Exercise: Spot each line that carries the word "ylabel"; copy those lines.
================
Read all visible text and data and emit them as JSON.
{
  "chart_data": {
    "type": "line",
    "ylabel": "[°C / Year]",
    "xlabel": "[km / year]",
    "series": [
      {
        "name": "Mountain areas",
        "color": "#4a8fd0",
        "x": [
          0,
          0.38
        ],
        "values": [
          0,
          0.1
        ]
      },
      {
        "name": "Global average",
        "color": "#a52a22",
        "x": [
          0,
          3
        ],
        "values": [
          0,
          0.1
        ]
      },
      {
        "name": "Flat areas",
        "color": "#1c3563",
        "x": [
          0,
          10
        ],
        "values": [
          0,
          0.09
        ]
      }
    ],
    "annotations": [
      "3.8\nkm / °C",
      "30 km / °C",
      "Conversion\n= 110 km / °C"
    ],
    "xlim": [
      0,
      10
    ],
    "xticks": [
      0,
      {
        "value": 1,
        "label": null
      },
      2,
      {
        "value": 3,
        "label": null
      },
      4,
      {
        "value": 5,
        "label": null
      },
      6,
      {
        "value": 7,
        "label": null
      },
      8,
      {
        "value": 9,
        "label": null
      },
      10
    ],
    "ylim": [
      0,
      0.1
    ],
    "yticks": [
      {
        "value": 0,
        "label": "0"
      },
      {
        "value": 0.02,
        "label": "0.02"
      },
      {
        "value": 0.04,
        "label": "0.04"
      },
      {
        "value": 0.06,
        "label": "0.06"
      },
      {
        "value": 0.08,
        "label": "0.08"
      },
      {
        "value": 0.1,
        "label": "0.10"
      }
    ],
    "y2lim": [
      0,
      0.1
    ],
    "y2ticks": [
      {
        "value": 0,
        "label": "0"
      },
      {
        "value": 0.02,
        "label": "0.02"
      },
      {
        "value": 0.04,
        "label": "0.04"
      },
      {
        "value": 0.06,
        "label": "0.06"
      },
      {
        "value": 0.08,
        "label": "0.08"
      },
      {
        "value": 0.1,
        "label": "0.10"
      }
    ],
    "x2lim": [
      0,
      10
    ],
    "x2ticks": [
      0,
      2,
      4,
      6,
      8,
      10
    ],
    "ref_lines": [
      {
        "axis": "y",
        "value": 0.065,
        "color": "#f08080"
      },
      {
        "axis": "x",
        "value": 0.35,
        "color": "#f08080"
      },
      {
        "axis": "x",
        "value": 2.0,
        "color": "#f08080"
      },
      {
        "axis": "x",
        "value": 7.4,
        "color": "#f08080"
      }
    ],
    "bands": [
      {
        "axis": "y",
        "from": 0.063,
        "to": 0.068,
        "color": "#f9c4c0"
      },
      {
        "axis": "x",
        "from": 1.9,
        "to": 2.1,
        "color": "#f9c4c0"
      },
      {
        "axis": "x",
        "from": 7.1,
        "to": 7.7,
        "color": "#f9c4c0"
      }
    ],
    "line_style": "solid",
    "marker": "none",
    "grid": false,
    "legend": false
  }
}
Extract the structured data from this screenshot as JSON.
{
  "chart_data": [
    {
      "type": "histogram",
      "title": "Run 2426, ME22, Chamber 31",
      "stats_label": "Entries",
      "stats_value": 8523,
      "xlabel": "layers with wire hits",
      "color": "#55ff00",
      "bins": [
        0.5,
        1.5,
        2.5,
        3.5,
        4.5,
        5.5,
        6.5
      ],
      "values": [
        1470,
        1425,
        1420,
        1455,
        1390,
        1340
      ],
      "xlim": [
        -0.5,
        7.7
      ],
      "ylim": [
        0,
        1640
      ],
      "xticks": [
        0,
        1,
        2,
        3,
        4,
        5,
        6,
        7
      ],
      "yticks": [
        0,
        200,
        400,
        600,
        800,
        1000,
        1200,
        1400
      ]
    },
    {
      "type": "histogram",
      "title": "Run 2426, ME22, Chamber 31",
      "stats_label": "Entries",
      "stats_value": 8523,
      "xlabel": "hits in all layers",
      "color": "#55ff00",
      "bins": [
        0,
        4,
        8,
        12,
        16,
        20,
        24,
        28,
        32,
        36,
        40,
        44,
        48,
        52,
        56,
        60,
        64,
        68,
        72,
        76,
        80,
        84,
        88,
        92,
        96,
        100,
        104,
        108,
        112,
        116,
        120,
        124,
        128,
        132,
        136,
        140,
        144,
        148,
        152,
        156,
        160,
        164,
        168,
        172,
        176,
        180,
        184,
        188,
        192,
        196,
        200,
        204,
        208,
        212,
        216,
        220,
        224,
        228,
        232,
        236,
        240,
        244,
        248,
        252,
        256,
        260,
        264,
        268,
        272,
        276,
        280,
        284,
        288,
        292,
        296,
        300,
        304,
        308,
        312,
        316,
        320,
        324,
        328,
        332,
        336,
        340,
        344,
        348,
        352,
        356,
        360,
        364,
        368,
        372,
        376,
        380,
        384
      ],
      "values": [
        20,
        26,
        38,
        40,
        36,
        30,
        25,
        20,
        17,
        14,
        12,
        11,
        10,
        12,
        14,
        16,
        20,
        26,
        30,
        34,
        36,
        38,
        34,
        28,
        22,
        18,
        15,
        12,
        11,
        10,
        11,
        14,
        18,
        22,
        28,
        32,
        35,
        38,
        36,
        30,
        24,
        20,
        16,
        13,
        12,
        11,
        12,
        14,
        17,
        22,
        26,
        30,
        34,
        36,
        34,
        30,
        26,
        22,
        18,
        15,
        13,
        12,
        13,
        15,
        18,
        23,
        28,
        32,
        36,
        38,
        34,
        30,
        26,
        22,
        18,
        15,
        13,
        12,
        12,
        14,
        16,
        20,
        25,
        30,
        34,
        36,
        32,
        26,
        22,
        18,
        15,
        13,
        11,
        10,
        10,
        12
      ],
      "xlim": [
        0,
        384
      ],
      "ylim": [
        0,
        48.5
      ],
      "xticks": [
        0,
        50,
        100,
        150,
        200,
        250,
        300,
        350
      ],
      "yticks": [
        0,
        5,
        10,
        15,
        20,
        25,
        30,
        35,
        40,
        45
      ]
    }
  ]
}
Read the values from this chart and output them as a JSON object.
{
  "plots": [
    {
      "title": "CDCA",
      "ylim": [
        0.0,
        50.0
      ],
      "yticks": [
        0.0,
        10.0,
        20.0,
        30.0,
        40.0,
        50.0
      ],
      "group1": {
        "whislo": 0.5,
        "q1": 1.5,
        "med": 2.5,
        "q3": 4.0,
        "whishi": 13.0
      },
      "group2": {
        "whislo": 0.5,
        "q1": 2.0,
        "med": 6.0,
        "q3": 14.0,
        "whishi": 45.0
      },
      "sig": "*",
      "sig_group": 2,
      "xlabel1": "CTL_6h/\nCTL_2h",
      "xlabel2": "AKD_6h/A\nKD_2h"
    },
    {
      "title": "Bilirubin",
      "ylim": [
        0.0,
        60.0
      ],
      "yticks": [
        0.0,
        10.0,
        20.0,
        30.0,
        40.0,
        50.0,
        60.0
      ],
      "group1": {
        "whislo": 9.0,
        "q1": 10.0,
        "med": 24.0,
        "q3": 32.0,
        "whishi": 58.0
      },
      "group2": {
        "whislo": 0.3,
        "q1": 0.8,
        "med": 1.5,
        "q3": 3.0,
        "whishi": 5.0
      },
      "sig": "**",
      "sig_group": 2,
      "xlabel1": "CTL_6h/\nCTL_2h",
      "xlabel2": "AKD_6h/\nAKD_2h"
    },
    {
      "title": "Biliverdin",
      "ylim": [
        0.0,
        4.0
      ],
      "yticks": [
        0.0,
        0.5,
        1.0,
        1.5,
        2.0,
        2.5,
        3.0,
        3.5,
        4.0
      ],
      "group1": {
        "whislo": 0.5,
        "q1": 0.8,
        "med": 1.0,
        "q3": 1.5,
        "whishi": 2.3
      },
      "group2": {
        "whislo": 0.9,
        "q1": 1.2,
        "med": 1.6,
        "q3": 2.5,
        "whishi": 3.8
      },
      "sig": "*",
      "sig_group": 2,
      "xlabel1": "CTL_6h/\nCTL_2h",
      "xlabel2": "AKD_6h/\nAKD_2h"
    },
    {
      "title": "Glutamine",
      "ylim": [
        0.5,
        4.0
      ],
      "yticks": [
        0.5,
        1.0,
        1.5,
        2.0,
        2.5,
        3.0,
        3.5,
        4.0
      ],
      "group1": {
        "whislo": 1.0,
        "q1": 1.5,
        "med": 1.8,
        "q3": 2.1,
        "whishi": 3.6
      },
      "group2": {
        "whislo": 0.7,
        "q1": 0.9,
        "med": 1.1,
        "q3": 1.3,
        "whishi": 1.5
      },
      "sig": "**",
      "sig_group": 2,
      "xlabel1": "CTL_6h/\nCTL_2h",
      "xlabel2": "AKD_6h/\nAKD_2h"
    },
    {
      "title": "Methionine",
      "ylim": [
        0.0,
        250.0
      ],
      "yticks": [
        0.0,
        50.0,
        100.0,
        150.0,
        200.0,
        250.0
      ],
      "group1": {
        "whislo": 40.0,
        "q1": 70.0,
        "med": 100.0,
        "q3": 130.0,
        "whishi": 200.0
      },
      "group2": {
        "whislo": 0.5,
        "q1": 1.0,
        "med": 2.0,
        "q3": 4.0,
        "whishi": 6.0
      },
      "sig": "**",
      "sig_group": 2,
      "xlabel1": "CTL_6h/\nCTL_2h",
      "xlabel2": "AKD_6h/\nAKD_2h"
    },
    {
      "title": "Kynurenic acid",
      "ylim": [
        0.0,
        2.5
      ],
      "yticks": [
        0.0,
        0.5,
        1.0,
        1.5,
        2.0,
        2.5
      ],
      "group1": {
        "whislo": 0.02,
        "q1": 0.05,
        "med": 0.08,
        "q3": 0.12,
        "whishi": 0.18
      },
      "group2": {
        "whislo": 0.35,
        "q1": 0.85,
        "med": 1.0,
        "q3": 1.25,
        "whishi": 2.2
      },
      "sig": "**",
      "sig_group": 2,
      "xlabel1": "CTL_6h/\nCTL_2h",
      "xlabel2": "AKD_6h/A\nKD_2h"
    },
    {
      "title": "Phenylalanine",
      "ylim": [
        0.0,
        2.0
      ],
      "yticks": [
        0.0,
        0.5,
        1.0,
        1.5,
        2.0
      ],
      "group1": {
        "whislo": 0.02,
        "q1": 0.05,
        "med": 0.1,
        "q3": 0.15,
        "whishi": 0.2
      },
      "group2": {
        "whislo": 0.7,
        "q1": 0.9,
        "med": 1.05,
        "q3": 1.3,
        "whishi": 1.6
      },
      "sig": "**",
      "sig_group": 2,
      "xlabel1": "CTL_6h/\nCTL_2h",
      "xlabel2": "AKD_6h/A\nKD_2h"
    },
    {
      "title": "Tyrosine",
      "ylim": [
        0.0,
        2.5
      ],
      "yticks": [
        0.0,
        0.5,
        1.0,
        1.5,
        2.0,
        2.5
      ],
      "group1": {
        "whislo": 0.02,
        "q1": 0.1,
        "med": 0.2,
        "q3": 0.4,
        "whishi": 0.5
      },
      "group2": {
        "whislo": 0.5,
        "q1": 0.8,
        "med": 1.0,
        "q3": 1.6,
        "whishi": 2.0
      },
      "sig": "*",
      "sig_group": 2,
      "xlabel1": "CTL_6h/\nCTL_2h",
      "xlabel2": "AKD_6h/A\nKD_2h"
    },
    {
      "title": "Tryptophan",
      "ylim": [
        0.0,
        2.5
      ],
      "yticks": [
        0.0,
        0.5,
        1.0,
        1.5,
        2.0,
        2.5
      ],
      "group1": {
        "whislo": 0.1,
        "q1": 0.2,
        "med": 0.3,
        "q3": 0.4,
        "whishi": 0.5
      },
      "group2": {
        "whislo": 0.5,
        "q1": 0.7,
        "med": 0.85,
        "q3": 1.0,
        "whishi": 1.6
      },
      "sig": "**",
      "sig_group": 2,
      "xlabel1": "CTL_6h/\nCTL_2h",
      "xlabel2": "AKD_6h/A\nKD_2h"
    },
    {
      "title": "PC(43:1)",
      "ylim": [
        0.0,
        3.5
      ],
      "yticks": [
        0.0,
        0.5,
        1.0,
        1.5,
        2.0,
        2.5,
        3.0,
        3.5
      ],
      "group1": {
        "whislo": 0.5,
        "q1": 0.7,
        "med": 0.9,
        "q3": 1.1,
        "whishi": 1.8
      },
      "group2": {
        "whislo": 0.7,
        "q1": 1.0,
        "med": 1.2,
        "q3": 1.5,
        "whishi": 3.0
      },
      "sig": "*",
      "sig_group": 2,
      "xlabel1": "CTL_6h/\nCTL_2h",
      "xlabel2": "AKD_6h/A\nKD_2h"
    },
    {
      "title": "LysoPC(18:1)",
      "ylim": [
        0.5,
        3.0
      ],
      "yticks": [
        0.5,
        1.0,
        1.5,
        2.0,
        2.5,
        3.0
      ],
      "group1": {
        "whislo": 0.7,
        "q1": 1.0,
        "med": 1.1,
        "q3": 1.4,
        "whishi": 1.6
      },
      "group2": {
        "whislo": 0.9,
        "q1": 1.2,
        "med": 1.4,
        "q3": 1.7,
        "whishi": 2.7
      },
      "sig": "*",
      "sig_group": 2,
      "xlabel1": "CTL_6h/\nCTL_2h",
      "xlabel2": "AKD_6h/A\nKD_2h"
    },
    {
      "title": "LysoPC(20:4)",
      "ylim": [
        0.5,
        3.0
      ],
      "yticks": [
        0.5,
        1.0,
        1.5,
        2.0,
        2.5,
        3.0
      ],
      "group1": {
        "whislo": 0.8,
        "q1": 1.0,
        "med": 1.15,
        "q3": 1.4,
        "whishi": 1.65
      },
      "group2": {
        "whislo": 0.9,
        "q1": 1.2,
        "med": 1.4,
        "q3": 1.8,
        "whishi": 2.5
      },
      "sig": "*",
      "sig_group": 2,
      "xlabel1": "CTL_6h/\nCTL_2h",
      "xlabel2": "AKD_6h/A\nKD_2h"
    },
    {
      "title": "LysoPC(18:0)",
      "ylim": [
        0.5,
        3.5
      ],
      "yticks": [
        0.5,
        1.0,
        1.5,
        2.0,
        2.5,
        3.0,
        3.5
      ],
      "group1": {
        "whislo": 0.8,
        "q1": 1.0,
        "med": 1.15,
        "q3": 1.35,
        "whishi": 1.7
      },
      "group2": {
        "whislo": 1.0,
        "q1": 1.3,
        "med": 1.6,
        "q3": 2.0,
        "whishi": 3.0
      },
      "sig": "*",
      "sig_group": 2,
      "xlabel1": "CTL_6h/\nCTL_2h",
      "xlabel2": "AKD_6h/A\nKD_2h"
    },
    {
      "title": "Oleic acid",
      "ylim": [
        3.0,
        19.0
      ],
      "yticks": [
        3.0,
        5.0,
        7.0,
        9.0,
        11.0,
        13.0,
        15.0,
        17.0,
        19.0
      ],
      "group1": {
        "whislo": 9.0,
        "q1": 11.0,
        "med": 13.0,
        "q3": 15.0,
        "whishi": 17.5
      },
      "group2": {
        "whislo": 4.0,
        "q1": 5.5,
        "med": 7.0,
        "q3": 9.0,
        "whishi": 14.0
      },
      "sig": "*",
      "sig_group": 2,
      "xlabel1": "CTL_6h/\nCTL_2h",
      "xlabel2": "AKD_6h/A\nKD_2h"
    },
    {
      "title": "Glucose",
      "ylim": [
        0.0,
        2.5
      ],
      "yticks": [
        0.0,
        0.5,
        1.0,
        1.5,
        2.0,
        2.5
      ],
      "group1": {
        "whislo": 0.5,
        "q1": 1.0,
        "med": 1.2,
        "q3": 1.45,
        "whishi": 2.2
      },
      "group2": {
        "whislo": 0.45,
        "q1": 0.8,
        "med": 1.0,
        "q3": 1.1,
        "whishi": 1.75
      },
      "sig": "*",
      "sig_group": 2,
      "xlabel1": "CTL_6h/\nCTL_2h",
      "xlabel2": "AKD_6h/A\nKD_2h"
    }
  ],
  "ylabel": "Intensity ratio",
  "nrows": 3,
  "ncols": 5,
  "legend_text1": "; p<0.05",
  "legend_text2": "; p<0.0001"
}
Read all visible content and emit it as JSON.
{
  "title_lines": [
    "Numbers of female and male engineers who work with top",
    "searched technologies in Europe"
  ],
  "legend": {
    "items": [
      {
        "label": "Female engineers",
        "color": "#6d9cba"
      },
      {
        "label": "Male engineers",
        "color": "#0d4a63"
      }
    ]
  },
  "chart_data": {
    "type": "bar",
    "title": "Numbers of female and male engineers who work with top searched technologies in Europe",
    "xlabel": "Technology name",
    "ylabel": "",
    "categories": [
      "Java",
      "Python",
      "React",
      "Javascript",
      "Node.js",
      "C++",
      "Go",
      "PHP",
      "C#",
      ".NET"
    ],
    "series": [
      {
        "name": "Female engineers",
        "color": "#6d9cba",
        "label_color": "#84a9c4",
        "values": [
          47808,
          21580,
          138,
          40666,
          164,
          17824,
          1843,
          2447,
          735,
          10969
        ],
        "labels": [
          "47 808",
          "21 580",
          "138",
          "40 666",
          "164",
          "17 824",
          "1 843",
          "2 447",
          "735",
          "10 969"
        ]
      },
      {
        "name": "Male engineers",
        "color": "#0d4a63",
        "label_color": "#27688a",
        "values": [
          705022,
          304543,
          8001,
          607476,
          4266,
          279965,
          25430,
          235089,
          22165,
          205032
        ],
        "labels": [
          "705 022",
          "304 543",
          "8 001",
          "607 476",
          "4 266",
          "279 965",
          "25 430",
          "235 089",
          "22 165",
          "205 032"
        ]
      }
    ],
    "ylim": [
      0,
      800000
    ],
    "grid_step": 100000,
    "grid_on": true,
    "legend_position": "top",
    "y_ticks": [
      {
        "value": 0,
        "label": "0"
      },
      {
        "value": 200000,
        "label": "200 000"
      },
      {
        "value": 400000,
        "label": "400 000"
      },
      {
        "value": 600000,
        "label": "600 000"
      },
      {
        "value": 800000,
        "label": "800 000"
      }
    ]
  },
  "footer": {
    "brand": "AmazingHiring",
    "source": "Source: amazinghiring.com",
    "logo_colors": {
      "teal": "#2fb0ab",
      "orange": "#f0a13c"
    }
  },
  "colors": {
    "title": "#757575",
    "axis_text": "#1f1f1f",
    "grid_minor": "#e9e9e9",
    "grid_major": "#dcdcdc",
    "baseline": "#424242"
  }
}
================
Exercise response:
    "ylabel": "[°C / Year]",
  "ylabel": "Intensity ratio",
    "ylabel": "",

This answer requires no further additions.